■ **Supplied text**
┌────────

After you read my Introduction, in which you will come to know the lovely, personified creativity as I see her and defines just what a creative epiphany is, then offers suggestions for how you might be able to tap into a life-changing epiphany for yourself as well, you will see that the book is a compilation of personal experiences from 19 creative people including myself, who all had life-changing epiphanies involving their personal gifts of creativity. I selected people for the book based upon recommendations from friends, my own circle of eccentric acquaintances, family members and experts I knew. I interviewed the prospects by phone and in person, the theory being that if that person had an amazing life-altering story and could tell it beautifully in a normal conversation, holding my attention for hours, then that person could write it down and with my editing then release it for the world to read, thus changing lives. I was right – the stories are all told in a conversational style that I was careful to edit without stomping out the character and personality of the teller thus altering the book into a collection of boring, homogenized junk. It is not a perfect, polished example of literature – it is a real, down and dirty book from people living out in the trenches of a creative life, and that is not an easy life. They tell it like it is.

└────────

■ **Goal of the exercise**
Write the next part of the passage describing the book of creative epiphany stories, starting right after its last sentence.

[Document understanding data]
┌────────

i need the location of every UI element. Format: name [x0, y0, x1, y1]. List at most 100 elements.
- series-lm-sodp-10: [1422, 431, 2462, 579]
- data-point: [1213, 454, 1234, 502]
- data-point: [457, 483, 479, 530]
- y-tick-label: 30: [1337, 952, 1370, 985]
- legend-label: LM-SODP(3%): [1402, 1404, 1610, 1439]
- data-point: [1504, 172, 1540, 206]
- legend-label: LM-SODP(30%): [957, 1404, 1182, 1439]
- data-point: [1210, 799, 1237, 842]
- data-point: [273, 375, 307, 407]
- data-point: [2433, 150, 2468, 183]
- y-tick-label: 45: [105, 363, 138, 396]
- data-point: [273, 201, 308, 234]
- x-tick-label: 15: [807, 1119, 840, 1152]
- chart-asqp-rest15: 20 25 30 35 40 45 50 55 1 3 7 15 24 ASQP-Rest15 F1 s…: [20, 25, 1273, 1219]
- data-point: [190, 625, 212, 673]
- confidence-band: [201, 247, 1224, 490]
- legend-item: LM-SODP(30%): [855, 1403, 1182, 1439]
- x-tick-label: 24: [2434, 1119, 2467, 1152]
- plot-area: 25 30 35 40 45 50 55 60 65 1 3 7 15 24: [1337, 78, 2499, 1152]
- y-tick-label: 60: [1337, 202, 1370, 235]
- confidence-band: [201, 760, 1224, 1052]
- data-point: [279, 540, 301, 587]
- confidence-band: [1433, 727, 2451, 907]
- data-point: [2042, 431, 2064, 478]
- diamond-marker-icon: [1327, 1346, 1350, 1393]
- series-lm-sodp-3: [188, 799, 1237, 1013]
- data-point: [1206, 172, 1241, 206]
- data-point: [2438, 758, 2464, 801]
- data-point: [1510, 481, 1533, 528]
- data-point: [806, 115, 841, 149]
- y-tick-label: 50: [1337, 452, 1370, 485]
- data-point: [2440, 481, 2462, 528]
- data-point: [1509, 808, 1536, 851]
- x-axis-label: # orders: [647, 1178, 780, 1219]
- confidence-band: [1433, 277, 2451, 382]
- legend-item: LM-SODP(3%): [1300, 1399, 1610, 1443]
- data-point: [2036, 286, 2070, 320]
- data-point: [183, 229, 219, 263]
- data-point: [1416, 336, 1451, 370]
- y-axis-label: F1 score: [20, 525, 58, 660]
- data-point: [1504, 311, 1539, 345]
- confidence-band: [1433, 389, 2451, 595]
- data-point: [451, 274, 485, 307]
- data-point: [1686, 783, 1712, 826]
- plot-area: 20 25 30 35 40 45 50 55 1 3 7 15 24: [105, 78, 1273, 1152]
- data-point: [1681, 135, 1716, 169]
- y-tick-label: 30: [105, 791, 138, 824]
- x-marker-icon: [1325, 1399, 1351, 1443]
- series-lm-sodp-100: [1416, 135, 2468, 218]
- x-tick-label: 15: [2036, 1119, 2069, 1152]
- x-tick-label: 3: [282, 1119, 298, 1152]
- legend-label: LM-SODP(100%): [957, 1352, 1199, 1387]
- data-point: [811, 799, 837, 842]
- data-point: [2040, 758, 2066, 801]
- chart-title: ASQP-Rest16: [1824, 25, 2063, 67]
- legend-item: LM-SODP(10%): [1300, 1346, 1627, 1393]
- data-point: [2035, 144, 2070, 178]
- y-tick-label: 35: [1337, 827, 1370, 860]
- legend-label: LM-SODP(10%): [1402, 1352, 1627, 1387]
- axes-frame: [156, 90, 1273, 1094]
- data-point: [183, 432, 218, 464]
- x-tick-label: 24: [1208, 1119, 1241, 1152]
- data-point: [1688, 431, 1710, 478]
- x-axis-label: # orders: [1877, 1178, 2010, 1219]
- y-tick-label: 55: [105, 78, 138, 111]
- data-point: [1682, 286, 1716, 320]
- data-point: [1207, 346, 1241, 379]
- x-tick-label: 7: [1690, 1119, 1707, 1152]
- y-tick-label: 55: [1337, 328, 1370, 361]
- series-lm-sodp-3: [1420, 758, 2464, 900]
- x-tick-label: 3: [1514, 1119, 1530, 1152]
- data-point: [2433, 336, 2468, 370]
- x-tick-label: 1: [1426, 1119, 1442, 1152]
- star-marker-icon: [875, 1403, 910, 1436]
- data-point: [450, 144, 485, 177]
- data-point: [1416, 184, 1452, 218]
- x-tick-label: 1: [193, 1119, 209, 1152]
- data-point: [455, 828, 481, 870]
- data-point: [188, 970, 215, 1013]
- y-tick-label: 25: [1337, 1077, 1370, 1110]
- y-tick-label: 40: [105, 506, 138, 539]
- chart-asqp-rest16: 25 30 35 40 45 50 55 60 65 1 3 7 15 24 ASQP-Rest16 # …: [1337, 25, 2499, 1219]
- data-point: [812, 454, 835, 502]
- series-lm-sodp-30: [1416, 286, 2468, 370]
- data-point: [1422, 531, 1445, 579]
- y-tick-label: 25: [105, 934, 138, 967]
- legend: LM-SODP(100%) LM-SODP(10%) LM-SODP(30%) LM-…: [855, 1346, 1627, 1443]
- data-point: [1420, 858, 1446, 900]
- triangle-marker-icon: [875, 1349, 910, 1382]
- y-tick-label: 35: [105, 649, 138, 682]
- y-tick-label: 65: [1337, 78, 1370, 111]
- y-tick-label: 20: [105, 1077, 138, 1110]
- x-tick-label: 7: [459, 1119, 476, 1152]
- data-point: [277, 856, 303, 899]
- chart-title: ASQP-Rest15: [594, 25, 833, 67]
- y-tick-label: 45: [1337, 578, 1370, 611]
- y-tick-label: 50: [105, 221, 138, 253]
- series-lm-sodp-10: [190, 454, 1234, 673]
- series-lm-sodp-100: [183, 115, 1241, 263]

└────────

■ **Answer for this exercise**
I have heard from many “strangers” who read the book, enjoyed it and gained something from it, including a psychologist who says he uses it as therapy, a highly devout woman doing work in a Buddhist monastery, a person walking down the streets of London who happened to see that the person coming toward her was also carrying a copy of this book. With Amazon you reach the world – with blogs you reach the world. For me, sitting here at my computer or painting in my studio, that is an intoxicating phenomenon. I have so much to say, and thank you profoundly for listening.

(Oh and as a side note – They say the sincerest form of flattery is to copy – and we have had that experience with our book in a publication that did not just borrow our idea but was bold enough to use my exact phrasing from the back cover of the book. If you check the dates of publication it is obvious who is copying who…and so was I flattered? Not so much. Not in the least. Was I angry? Much. What is that old quote? The one that says, “Be Yourself – everyone else is already taken.” Well hell yes, of course.)

The Day of Epiphany, January 6th. approaches I wanted to honor it with this blog. According to Wikipedia, the Day of Epiphany is defined this way:

  • Epiphany (feeling), an experience of sudden and striking realization
  • Epiphany (religion), the appearance of a deity to a human, known as theophany
  • Hierophany, an epiphany or manifestation of the sacred more broadly defined than a theophany
  • Darśana, Hindu term commonly used for “visions of the divine”

I prefer to reference the modern definition of epiphany when I write about it – the “light bulb” effect when a piece of life-changing inspiration or information comes to you in a moment of grand realization. You have had that happen – I know you have. It is both shocking and welcomed – sometimes the “knowing” percolates up through your consciousness over a period of time and gently but powerfully gains your attention – at other times the message might strike you instantaneously like a bolt of lightening. The common thread is that an epiphany brings information – an enlightening message of some variety – that you did not have before. A missing piece in your plans. And you needed it to move forward. It is of great help to you and utmost importance that you pay attention to it.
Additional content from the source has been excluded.